*Short task*. Among the entries, which lines carry the string "Energy"? Copy each of them.

# # # #

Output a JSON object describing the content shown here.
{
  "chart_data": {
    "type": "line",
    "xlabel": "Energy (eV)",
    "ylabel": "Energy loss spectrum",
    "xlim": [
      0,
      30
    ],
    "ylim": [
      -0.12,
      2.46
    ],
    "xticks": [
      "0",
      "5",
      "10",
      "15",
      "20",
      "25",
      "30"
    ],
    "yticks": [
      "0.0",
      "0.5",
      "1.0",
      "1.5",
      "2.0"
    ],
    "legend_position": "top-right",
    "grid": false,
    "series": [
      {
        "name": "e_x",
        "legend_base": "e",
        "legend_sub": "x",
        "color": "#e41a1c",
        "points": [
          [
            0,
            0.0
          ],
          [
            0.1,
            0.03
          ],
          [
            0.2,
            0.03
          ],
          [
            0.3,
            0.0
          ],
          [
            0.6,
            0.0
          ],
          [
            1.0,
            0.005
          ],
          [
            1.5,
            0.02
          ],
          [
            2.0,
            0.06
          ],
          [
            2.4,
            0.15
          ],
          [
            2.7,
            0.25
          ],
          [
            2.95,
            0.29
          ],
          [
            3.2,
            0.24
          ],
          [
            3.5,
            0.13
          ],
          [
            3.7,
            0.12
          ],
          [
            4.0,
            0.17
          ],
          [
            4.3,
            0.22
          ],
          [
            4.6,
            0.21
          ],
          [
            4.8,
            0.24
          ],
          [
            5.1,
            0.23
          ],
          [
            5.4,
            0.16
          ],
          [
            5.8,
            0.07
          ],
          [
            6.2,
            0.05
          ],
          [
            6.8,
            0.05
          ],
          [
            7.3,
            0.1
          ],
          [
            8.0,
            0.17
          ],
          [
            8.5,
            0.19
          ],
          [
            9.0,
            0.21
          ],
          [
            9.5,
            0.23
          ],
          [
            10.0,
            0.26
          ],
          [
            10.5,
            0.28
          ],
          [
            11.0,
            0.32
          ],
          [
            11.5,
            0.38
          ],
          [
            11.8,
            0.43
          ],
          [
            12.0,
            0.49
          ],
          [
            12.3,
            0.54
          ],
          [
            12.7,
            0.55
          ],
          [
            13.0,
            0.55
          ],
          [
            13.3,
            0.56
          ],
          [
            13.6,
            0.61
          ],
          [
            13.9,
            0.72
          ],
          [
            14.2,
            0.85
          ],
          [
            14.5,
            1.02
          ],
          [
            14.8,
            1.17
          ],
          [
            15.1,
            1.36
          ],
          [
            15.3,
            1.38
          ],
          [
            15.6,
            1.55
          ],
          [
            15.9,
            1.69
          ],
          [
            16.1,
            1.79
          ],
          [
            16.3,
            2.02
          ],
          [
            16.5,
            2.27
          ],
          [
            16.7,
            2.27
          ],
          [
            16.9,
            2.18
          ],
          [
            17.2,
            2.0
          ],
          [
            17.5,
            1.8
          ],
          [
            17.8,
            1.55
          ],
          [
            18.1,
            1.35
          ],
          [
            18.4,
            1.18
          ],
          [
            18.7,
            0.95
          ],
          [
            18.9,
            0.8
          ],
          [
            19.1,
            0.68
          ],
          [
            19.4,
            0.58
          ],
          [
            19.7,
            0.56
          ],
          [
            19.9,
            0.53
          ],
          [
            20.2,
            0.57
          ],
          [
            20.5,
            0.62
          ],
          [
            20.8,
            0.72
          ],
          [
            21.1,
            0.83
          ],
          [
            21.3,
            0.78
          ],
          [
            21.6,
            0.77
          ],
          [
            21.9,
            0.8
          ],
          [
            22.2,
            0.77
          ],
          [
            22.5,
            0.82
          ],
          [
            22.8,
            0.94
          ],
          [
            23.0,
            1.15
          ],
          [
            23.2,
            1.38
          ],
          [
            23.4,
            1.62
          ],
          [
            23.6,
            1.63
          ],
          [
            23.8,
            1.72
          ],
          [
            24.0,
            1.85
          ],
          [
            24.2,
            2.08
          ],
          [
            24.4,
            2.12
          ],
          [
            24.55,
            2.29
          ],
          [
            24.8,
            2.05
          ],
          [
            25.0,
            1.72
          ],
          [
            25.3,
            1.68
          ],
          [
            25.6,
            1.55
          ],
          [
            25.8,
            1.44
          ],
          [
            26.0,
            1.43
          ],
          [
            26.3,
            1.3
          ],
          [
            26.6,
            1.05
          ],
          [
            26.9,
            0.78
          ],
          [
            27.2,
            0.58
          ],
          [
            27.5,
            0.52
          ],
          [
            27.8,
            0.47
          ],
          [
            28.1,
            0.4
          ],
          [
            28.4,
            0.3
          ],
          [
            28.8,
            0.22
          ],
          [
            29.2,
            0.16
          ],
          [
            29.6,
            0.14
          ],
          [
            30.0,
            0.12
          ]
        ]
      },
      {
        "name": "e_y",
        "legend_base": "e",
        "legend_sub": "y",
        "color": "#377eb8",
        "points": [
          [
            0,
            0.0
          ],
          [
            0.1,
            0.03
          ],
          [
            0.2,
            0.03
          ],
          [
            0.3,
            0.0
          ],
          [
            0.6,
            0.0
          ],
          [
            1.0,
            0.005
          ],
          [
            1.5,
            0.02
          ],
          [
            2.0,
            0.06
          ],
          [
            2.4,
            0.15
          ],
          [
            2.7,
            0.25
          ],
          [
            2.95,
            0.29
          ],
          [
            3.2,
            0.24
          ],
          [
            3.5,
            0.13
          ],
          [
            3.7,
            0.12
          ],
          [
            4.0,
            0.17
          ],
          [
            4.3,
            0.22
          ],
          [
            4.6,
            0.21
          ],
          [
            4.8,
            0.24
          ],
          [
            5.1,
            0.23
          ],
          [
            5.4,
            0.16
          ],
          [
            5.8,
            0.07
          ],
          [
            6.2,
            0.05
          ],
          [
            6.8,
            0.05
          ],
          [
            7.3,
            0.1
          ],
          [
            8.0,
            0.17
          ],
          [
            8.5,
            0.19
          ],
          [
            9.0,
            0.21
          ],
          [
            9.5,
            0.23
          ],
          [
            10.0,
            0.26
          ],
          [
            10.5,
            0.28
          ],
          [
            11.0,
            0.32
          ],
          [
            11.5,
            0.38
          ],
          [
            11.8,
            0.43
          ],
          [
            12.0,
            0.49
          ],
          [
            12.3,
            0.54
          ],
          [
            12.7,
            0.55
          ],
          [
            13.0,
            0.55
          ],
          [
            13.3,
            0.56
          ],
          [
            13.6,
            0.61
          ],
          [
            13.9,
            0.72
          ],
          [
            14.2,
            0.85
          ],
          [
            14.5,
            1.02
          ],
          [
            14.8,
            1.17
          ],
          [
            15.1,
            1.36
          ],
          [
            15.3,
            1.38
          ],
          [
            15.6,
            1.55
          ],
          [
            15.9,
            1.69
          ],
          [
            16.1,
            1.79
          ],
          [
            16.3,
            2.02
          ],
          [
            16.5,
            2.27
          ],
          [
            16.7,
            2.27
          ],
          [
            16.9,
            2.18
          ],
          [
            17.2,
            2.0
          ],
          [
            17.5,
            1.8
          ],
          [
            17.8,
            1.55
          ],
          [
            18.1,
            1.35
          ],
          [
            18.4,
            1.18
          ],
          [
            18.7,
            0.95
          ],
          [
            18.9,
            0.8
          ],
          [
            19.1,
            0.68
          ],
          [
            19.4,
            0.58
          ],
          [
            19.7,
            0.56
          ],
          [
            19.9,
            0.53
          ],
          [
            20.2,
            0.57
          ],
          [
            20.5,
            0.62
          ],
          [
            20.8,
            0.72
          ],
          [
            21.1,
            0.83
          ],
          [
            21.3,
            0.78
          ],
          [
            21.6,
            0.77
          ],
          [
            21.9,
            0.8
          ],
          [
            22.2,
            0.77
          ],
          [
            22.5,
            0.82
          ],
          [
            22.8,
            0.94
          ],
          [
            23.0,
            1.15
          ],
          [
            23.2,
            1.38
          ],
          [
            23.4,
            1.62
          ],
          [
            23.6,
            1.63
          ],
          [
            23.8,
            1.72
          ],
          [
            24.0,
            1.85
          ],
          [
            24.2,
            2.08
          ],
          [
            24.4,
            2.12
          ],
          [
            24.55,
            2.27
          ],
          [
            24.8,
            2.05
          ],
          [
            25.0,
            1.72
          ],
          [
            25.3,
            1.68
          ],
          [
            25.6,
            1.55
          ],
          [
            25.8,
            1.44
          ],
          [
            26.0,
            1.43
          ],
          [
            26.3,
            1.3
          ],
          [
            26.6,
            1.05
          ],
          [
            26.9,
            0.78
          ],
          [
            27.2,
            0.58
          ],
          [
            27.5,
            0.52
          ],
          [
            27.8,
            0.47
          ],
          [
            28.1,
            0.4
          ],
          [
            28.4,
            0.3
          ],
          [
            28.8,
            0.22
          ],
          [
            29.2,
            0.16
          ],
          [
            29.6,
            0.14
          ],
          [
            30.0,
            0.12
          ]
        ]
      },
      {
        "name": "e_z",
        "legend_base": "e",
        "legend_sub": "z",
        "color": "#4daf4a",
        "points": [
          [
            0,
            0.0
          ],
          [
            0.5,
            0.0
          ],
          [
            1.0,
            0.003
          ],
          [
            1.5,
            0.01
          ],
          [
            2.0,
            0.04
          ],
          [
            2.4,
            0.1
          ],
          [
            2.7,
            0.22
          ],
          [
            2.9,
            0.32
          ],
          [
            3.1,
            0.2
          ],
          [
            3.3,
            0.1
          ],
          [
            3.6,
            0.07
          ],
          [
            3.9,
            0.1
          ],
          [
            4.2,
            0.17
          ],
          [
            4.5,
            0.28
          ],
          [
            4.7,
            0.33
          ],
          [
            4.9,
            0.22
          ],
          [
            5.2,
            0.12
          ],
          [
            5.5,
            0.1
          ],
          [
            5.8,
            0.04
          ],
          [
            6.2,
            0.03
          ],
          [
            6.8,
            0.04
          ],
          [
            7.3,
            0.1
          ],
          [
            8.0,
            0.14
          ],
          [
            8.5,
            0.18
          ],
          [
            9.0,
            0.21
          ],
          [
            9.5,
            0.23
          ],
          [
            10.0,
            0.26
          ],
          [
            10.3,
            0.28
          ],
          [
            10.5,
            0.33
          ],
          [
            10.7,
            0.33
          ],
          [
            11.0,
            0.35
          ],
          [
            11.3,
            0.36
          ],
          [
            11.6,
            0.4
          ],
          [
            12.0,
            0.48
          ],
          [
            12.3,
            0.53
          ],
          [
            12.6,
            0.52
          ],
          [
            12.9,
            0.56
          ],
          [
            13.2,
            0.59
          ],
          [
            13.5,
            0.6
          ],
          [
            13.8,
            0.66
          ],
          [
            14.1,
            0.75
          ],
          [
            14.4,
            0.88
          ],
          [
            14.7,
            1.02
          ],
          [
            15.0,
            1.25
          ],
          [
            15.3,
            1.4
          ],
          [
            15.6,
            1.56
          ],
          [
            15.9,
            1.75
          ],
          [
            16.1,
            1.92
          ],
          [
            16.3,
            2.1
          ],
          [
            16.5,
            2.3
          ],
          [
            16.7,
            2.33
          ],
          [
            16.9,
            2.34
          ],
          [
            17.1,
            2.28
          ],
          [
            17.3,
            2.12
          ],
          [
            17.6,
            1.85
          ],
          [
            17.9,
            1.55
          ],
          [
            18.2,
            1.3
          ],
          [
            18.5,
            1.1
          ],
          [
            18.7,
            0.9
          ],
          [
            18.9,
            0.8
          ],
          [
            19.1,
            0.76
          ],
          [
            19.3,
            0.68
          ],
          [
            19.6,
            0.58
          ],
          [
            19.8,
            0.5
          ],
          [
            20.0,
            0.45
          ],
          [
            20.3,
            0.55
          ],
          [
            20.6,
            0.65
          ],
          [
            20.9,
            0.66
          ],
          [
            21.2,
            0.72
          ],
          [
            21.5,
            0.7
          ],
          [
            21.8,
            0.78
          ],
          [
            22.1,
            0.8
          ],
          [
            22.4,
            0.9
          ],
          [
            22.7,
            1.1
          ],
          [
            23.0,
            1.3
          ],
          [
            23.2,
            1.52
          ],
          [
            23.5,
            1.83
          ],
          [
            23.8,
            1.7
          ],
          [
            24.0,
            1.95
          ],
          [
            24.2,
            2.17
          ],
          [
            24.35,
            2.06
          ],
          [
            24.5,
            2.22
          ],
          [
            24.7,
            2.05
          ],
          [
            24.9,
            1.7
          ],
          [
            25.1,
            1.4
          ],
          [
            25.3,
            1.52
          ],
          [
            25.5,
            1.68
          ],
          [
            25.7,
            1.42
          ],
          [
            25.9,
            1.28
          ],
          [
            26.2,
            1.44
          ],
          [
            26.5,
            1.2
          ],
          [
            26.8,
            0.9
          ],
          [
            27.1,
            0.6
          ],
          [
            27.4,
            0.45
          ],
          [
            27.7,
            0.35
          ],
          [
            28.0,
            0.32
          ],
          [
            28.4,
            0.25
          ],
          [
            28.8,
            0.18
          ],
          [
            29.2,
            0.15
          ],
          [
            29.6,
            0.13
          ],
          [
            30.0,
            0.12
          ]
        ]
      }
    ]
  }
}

# # # #

*Output*.
    "xlabel": "Energy (eV)",
    "ylabel": "Energy loss spectrum",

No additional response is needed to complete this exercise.